__EXERCISE REQUIREMENTS__
How many lines in the entries below include the string "this"? Answer with the number only.

__INPUT ROWS__
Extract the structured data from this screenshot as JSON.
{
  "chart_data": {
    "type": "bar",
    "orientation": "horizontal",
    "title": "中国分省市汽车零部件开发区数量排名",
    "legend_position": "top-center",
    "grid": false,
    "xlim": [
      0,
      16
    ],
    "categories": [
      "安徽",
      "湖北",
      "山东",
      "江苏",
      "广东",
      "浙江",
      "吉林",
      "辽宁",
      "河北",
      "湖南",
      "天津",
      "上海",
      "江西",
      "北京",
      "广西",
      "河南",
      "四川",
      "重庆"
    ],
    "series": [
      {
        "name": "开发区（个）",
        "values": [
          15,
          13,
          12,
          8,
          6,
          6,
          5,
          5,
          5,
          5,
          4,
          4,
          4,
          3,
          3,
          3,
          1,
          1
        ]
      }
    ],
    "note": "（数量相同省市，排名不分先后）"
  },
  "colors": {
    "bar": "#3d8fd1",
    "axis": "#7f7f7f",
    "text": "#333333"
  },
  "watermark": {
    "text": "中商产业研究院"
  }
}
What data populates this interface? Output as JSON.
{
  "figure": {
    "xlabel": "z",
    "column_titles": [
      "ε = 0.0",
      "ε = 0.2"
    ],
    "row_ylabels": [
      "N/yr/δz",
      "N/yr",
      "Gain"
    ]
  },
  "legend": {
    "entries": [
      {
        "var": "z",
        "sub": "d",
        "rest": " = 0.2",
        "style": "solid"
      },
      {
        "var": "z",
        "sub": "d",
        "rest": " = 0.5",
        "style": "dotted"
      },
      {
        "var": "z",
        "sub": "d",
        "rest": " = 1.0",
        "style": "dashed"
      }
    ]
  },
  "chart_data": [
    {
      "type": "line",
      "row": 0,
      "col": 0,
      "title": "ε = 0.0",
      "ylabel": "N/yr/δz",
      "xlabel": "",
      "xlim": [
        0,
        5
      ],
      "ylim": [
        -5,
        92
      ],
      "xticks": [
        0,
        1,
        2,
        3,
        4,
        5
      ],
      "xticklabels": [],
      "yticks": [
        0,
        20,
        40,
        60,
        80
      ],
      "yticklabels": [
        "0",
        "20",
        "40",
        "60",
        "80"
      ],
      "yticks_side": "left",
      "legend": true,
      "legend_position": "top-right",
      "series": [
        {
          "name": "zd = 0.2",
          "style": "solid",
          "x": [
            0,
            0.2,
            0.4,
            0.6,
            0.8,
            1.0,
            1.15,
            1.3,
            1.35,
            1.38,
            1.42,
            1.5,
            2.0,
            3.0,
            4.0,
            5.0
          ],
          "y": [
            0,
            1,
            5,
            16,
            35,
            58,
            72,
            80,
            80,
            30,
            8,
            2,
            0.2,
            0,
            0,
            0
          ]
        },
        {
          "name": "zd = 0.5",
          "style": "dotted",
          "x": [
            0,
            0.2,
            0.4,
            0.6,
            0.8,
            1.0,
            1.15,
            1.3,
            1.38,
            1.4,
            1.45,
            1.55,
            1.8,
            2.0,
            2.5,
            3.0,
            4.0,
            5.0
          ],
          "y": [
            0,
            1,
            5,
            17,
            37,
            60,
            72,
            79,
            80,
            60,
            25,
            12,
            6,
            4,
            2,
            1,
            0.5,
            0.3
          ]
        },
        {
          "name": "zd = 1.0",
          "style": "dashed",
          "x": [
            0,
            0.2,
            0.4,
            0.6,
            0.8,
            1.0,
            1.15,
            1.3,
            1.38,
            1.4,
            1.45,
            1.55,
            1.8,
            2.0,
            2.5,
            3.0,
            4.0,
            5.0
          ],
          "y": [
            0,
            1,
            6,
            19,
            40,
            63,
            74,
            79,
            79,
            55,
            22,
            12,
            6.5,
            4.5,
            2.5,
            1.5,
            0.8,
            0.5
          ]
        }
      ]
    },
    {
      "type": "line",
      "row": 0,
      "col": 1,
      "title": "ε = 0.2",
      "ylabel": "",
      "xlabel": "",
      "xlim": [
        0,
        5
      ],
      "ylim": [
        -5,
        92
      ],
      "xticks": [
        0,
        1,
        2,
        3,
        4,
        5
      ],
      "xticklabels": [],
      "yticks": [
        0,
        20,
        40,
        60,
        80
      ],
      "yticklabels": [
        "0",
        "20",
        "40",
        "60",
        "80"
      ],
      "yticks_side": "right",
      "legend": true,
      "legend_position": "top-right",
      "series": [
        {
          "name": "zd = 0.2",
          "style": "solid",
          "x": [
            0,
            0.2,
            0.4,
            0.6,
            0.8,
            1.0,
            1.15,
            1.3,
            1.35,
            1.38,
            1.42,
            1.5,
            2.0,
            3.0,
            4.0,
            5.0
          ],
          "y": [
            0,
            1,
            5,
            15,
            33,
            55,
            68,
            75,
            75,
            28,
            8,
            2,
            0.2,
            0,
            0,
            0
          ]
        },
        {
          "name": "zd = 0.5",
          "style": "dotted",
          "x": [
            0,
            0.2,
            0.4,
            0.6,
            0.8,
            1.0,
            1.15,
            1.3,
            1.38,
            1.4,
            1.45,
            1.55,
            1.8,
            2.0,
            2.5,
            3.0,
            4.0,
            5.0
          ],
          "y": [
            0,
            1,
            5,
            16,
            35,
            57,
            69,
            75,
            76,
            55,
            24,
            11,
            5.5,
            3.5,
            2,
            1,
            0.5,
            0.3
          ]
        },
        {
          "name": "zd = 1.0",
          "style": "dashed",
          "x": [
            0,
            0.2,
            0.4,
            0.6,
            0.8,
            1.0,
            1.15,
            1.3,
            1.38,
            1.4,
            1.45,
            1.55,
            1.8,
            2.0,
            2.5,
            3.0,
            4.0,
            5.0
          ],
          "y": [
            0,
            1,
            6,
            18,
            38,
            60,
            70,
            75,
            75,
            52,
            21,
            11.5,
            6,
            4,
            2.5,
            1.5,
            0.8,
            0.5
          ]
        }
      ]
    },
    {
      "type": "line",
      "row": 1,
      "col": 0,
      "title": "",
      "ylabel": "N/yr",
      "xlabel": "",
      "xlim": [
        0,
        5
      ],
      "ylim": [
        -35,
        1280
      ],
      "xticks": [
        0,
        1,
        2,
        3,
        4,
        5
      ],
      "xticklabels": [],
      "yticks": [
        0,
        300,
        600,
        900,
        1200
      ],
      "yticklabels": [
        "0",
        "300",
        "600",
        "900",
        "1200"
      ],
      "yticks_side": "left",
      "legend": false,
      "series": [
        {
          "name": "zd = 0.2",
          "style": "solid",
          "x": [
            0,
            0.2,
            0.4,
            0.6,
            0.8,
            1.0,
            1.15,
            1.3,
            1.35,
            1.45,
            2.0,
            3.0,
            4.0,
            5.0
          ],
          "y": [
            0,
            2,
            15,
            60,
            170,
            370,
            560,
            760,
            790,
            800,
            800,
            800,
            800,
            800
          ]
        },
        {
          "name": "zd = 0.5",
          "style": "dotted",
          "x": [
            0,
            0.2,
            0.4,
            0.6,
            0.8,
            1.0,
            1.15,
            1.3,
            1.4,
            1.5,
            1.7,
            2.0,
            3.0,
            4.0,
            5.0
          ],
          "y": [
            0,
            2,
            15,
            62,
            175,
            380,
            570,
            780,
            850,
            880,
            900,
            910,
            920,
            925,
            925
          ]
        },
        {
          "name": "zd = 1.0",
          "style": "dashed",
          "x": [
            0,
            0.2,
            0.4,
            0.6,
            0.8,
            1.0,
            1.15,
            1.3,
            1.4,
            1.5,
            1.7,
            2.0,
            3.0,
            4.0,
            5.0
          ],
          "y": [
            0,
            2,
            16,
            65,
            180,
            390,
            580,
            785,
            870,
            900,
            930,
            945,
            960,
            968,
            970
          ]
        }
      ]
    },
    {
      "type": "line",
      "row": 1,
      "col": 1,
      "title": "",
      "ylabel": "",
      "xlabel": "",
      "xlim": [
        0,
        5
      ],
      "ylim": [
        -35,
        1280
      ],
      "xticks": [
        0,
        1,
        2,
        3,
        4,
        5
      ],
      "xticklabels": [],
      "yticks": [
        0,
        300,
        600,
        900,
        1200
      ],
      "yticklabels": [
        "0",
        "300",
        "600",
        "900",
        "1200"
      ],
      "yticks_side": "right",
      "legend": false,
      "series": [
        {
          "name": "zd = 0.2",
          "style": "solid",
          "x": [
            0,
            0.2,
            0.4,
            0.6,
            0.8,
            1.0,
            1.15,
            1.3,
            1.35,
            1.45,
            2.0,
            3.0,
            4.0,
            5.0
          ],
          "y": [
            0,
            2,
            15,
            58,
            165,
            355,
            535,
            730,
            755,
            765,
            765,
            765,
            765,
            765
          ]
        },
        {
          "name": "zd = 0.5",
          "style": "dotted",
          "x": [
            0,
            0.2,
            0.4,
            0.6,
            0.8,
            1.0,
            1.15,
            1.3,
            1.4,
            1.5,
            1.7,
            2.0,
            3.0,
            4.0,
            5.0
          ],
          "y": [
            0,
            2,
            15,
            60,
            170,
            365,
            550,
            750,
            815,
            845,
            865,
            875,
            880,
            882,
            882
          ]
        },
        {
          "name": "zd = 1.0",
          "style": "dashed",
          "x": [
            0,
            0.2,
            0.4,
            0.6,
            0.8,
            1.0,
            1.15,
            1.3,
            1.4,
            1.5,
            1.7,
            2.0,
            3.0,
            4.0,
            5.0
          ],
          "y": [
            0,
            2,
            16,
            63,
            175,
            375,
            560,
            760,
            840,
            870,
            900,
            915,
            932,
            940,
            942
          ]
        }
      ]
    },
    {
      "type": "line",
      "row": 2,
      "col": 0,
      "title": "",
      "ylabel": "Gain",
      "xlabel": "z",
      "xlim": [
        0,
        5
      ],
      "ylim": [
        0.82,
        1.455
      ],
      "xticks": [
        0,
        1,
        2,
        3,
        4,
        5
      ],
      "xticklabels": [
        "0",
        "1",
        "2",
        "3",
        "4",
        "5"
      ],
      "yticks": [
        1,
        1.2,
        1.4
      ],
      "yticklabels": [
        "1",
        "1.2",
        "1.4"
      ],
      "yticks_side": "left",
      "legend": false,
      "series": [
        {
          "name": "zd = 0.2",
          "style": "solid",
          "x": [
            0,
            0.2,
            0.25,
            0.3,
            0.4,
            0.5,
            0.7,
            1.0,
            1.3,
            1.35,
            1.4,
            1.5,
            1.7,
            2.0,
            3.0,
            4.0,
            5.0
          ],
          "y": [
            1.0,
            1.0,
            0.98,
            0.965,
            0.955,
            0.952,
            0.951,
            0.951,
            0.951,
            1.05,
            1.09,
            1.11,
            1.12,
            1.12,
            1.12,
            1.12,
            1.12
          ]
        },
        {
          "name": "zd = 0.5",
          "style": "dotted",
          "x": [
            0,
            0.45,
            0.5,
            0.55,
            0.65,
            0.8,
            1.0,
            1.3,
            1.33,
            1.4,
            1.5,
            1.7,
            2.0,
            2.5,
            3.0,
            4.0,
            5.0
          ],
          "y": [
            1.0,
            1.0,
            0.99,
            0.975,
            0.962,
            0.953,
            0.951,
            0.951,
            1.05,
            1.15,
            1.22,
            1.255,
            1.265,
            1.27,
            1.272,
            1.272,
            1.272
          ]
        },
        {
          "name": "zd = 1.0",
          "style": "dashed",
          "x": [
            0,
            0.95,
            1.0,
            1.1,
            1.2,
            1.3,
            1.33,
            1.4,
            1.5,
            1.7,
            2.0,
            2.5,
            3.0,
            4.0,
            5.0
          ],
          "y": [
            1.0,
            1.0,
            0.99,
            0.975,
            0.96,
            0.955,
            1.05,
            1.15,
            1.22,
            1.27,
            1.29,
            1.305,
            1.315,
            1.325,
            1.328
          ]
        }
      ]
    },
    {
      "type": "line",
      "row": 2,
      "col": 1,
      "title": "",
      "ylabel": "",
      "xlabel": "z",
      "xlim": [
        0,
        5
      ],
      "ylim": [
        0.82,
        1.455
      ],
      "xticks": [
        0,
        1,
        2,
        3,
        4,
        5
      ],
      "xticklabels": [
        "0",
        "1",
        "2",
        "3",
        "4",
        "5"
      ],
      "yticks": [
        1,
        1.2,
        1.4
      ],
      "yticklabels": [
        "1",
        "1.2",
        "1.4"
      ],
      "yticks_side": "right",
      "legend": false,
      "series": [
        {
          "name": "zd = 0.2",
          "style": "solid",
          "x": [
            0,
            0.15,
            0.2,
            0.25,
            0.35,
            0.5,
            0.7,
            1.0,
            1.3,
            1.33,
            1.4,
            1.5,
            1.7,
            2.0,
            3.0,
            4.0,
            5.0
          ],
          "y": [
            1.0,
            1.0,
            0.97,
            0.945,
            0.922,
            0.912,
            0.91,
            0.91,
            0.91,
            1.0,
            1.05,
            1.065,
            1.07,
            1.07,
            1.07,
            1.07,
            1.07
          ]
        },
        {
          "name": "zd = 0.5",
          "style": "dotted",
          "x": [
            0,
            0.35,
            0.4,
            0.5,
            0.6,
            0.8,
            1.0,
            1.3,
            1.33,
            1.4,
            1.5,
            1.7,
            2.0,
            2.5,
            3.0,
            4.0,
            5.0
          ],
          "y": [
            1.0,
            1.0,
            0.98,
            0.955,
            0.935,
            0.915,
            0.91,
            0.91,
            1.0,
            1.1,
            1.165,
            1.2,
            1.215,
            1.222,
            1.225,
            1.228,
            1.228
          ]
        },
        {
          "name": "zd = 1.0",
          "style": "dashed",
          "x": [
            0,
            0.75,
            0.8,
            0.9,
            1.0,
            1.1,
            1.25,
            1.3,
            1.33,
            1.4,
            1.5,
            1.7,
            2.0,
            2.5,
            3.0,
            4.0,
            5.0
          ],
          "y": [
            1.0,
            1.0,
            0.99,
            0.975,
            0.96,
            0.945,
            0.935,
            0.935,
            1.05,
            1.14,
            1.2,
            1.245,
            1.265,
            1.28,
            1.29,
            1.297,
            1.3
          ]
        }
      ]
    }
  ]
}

__SOLUTION__
2